What you are asked to do:
Restate all of the entries exactly, dropping any pictures they hold.

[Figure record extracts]
━━━━━━━━
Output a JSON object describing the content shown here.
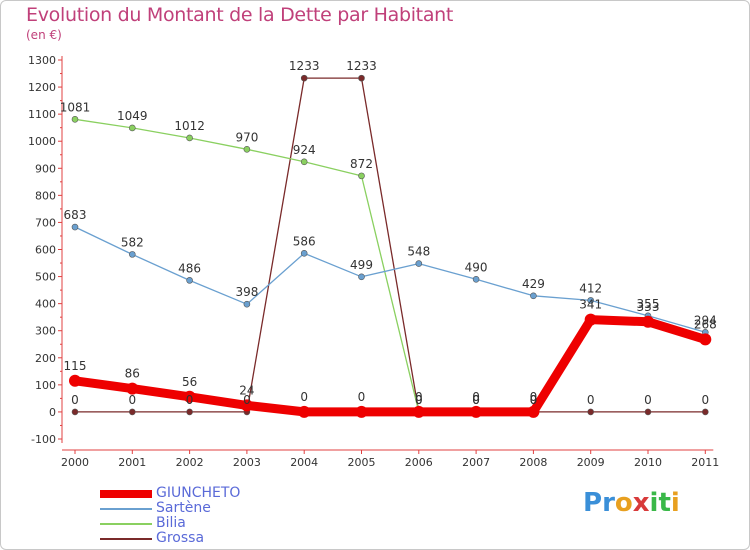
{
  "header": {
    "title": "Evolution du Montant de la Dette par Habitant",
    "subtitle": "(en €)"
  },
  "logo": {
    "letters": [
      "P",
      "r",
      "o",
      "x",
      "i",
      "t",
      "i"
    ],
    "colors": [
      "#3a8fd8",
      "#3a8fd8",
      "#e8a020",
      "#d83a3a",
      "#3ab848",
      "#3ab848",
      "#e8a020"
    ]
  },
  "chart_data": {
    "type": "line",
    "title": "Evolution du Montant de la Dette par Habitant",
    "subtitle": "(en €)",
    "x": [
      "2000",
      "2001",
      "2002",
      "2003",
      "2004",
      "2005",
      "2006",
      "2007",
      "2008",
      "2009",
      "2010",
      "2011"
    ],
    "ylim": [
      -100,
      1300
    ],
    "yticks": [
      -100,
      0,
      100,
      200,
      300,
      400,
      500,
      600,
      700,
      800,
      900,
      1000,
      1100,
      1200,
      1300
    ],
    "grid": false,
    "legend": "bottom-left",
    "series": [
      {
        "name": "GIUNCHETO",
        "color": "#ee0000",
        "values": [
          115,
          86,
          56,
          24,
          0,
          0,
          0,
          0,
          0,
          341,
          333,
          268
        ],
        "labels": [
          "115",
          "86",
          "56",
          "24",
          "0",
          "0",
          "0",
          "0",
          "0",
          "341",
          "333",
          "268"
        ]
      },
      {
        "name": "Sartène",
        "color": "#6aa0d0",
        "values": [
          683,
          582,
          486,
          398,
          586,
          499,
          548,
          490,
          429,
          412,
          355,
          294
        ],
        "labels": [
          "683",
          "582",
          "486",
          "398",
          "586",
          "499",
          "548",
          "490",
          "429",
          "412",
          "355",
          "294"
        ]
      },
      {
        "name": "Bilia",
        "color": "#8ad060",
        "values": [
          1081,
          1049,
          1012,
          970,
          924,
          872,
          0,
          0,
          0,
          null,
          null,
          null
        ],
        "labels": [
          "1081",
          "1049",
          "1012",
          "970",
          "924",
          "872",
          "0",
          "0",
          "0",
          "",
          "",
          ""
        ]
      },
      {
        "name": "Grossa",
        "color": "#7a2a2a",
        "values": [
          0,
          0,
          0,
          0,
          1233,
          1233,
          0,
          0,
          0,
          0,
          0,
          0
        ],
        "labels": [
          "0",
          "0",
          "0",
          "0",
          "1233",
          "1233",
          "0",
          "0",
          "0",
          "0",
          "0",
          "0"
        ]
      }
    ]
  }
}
━━━━━━━━
Task solution:
Output a JSON object describing the content shown here.
{
  "header": {
    "title": "Evolution du Montant de la Dette par Habitant",
    "subtitle": "(en €)"
  },
  "logo": {
    "letters": [
      "P",
      "r",
      "o",
      "x",
      "i",
      "t",
      "i"
    ],
    "colors": [
      "#3a8fd8",
      "#3a8fd8",
      "#e8a020",
      "#d83a3a",
      "#3ab848",
      "#3ab848",
      "#e8a020"
    ]
  },
  "chart_data": {
    "type": "line",
    "title": "Evolution du Montant de la Dette par Habitant",
    "subtitle": "(en €)",
    "x": [
      "2000",
      "2001",
      "2002",
      "2003",
      "2004",
      "2005",
      "2006",
      "2007",
      "2008",
      "2009",
      "2010",
      "2011"
    ],
    "ylim": [
      -100,
      1300
    ],
    "yticks": [
      -100,
      0,
      100,
      200,
      300,
      400,
      500,
      600,
      700,
      800,
      900,
      1000,
      1100,
      1200,
      1300
    ],
    "grid": false,
    "legend": "bottom-left",
    "series": [
      {
        "name": "GIUNCHETO",
        "color": "#ee0000",
        "values": [
          115,
          86,
          56,
          24,
          0,
          0,
          0,
          0,
          0,
          341,
          333,
          268
        ],
        "labels": [
          "115",
          "86",
          "56",
          "24",
          "0",
          "0",
          "0",
          "0",
          "0",
          "341",
          "333",
          "268"
        ]
      },
      {
        "name": "Sartène",
        "color": "#6aa0d0",
        "values": [
          683,
          582,
          486,
          398,
          586,
          499,
          548,
          490,
          429,
          412,
          355,
          294
        ],
        "labels": [
          "683",
          "582",
          "486",
          "398",
          "586",
          "499",
          "548",
          "490",
          "429",
          "412",
          "355",
          "294"
        ]
      },
      {
        "name": "Bilia",
        "color": "#8ad060",
        "values": [
          1081,
          1049,
          1012,
          970,
          924,
          872,
          0,
          0,
          0,
          null,
          null,
          null
        ],
        "labels": [
          "1081",
          "1049",
          "1012",
          "970",
          "924",
          "872",
          "0",
          "0",
          "0",
          "",
          "",
          ""
        ]
      },
      {
        "name": "Grossa",
        "color": "#7a2a2a",
        "values": [
          0,
          0,
          0,
          0,
          1233,
          1233,
          0,
          0,
          0,
          0,
          0,
          0
        ],
        "labels": [
          "0",
          "0",
          "0",
          "0",
          "1233",
          "1233",
          "0",
          "0",
          "0",
          "0",
          "0",
          "0"
        ]
      }
    ]
  }
}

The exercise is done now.